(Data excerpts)
● ● ●

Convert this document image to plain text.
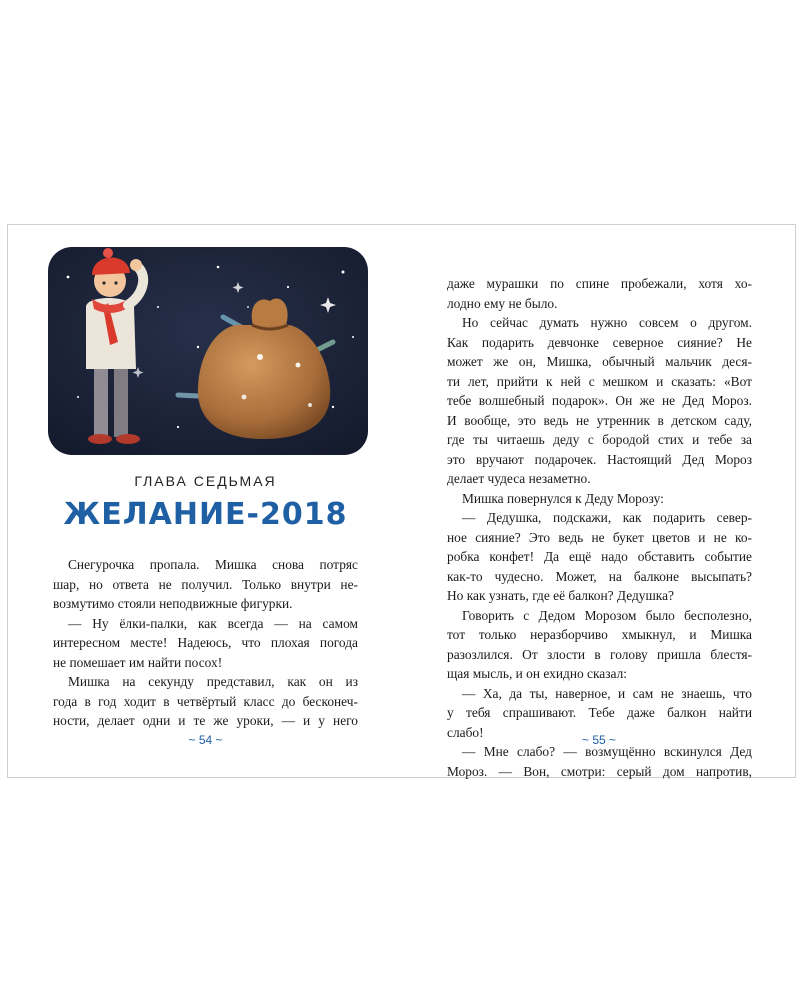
ГЛАВА СЕДЬМАЯ
ЖЕЛАНИЕ-2018
Снегурочка пропала. Мишка снова потряс
шар, но ответа не получил. Только внутри не-
возмутимо стояли неподвижные фигурки.
— Ну ёлки-палки, как всегда — на самом
интересном месте! Надеюсь, что плохая погода
не помешает им найти посох!
Мишка на секунду представил, как он из
года в год ходит в четвёртый класс до бесконеч-
ности, делает одни и те же уроки, — и у него
~ 54 ~
даже мурашки по спине пробежали, хотя хо-
лодно ему не было.
Но сейчас думать нужно совсем о другом.
Как подарить девчонке северное сияние? Не
может же он, Мишка, обычный мальчик деся-
ти лет, прийти к ней с мешком и сказать: «Вот
тебе волшебный подарок». Он же не Дед Мороз.
И вообще, это ведь не утренник в детском саду,
где ты читаешь деду с бородой стих и тебе за
это вручают подарочек. Настоящий Дед Мороз
делает чудеса незаметно.
Мишка повернулся к Деду Морозу:
— Дедушка, подскажи, как подарить север-
ное сияние? Это ведь не букет цветов и не ко-
робка конфет! Да ещё надо обставить событие
как-то чудесно. Может, на балконе высыпать?
Но как узнать, где её балкон? Дедушка?
Говорить с Дедом Морозом было бесполезно,
тот только неразборчиво хмыкнул, и Мишка
разозлился. От злости в голову пришла блестя-
щая мысль, и он ехидно сказал:
— Ха, да ты, наверное, и сам не знаешь, что
у тебя спрашивают. Тебе даже балкон найти
слабо!
— Мне слабо? — возмущённо вскинулся Дед
Мороз. — Вон, смотри: серый дом напротив,
~ 55 ~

● ● ●

**Work required:** Of the lines above, how many include the word "даже"? Reply with the number alone.

**The response:** 2